▶ **INSTRUCTIONS TO FOLLOW**
Images excluded, repeat each entry below exactly.

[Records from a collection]
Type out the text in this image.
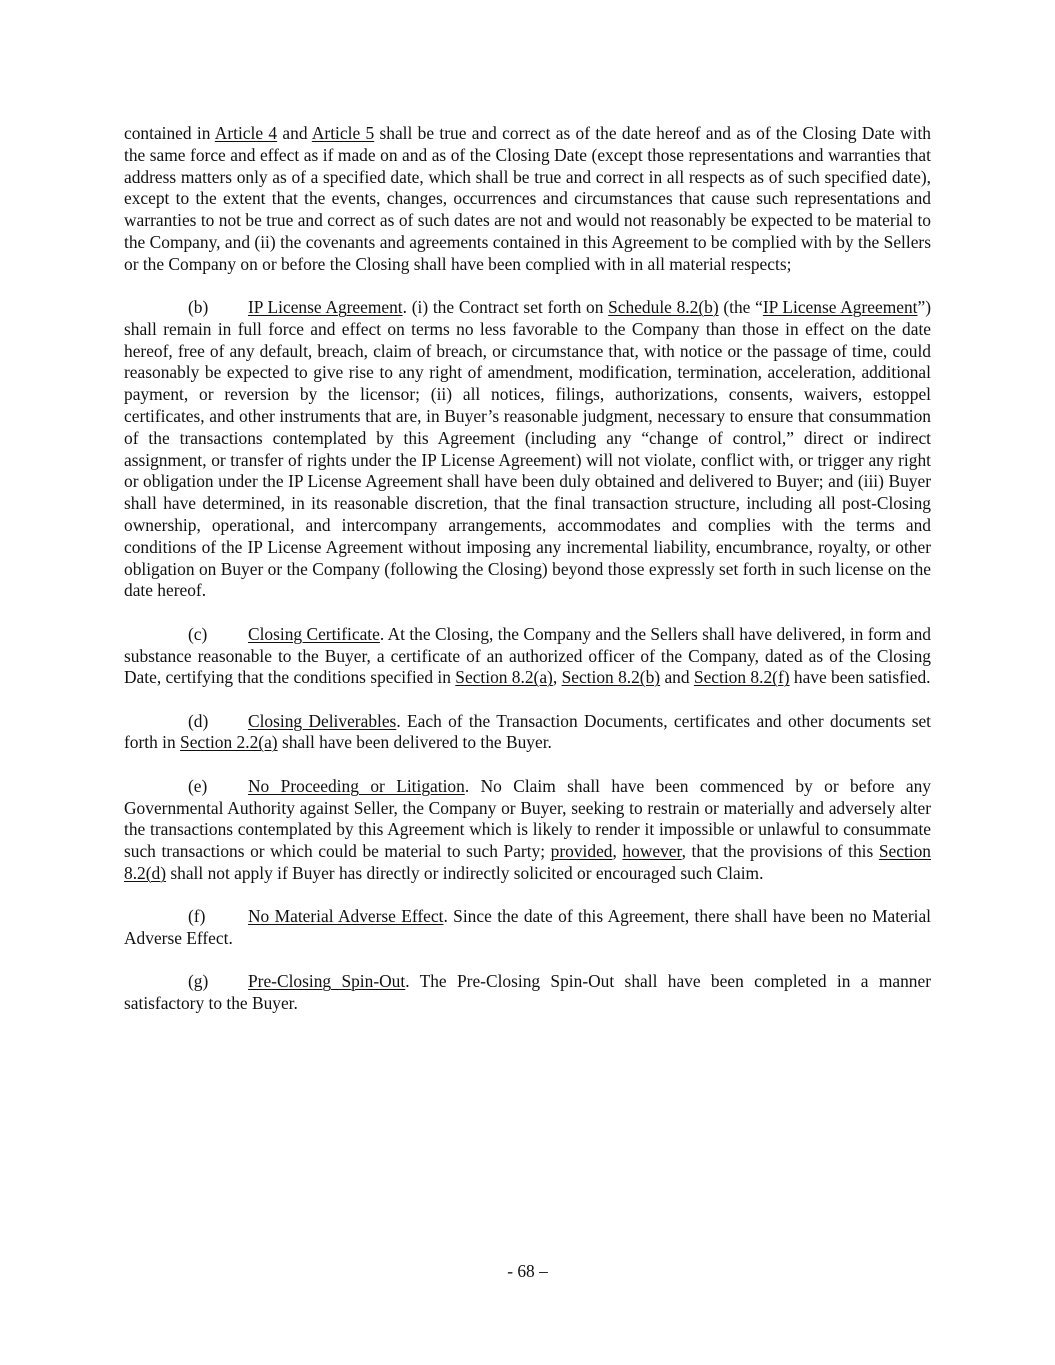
contained in Article 4 and Article 5 shall be true and correct as of the date hereof and as of the Closing Date with the same force and effect as if made on and as of the Closing Date (except those representations and warranties that address matters only as of a specified date, which shall be true and correct in all respects as of such specified date), except to the extent that the events, changes, occurrences and circumstances that cause such representations and warranties to not be true and correct as of such dates are not and would not reasonably be expected to be material to the Company, and (ii) the covenants and agreements contained in this Agreement to be complied with by the Sellers or the Company on or before the Closing shall have been complied with in all material respects;

(b) IP License Agreement. (i) the Contract set forth on Schedule 8.2(b) (the “IP License Agreement”) shall remain in full force and effect on terms no less favorable to the Company than those in effect on the date hereof, free of any default, breach, claim of breach, or circumstance that, with notice or the passage of time, could reasonably be expected to give rise to any right of amendment, modification, termination, acceleration, additional payment, or reversion by the licensor; (ii) all notices, filings, authorizations, consents, waivers, estoppel certificates, and other instruments that are, in Buyer’s reasonable judgment, necessary to ensure that consummation of the transactions contemplated by this Agreement (including any “change of control,” direct or indirect assignment, or transfer of rights under the IP License Agreement) will not violate, conflict with, or trigger any right or obligation under the IP License Agreement shall have been duly obtained and delivered to Buyer; and (iii) Buyer shall have determined, in its reasonable discretion, that the final transaction structure, including all post-Closing ownership, operational, and intercompany arrangements, accommodates and complies with the terms and conditions of the IP License Agreement without imposing any incremental liability, encumbrance, royalty, or other obligation on Buyer or the Company (following the Closing) beyond those expressly set forth in such license on the date hereof.

(c) Closing Certificate. At the Closing, the Company and the Sellers shall have delivered, in form and substance reasonable to the Buyer, a certificate of an authorized officer of the Company, dated as of the Closing Date, certifying that the conditions specified in Section 8.2(a), Section 8.2(b) and Section 8.2(f) have been satisfied.

(d) Closing Deliverables. Each of the Transaction Documents, certificates and other documents set forth in Section 2.2(a) shall have been delivered to the Buyer.

(e) No Proceeding or Litigation. No Claim shall have been commenced by or before any Governmental Authority against Seller, the Company or Buyer, seeking to restrain or materially and adversely alter the transactions contemplated by this Agreement which is likely to render it impossible or unlawful to consummate such transactions or which could be material to such Party; provided, however, that the provisions of this Section 8.2(d) shall not apply if Buyer has directly or indirectly solicited or encouraged such Claim.

(f) No Material Adverse Effect. Since the date of this Agreement, there shall have been no Material Adverse Effect.

(g) Pre-Closing Spin-Out. The Pre-Closing Spin-Out shall have been completed in a manner satisfactory to the Buyer.

- 68 –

▶ **FULL OUTPUT**
Type out the text in this image.
contained in Article 4 and Article 5 shall be true and correct as of the date hereof and as of the Closing Date with the same force and effect as if made on and as of the Closing Date (except those representations and warranties that address matters only as of a specified date, which shall be true and correct in all respects as of such specified date), except to the extent that the events, changes, occurrences and circumstances that cause such representations and warranties to not be true and correct as of such dates are not and would not reasonably be expected to be material to the Company, and (ii) the covenants and agreements contained in this Agreement to be complied with by the Sellers or the Company on or before the Closing shall have been complied with in all material respects;

(b) IP License Agreement. (i) the Contract set forth on Schedule 8.2(b) (the “IP License Agreement”) shall remain in full force and effect on terms no less favorable to the Company than those in effect on the date hereof, free of any default, breach, claim of breach, or circumstance that, with notice or the passage of time, could reasonably be expected to give rise to any right of amendment, modification, termination, acceleration, additional payment, or reversion by the licensor; (ii) all notices, filings, authorizations, consents, waivers, estoppel certificates, and other instruments that are, in Buyer’s reasonable judgment, necessary to ensure that consummation of the transactions contemplated by this Agreement (including any “change of control,” direct or indirect assignment, or transfer of rights under the IP License Agreement) will not violate, conflict with, or trigger any right or obligation under the IP License Agreement shall have been duly obtained and delivered to Buyer; and (iii) Buyer shall have determined, in its reasonable discretion, that the final transaction structure, including all post-Closing ownership, operational, and intercompany arrangements, accommodates and complies with the terms and conditions of the IP License Agreement without imposing any incremental liability, encumbrance, royalty, or other obligation on Buyer or the Company (following the Closing) beyond those expressly set forth in such license on the date hereof.

(c) Closing Certificate. At the Closing, the Company and the Sellers shall have delivered, in form and substance reasonable to the Buyer, a certificate of an authorized officer of the Company, dated as of the Closing Date, certifying that the conditions specified in Section 8.2(a), Section 8.2(b) and Section 8.2(f) have been satisfied.

(d) Closing Deliverables. Each of the Transaction Documents, certificates and other documents set forth in Section 2.2(a) shall have been delivered to the Buyer.

(e) No Proceeding or Litigation. No Claim shall have been commenced by or before any Governmental Authority against Seller, the Company or Buyer, seeking to restrain or materially and adversely alter the transactions contemplated by this Agreement which is likely to render it impossible or unlawful to consummate such transactions or which could be material to such Party; provided, however, that the provisions of this Section 8.2(d) shall not apply if Buyer has directly or indirectly solicited or encouraged such Claim.

(f) No Material Adverse Effect. Since the date of this Agreement, there shall have been no Material Adverse Effect.

(g) Pre-Closing Spin-Out. The Pre-Closing Spin-Out shall have been completed in a manner satisfactory to the Buyer.

- 68 –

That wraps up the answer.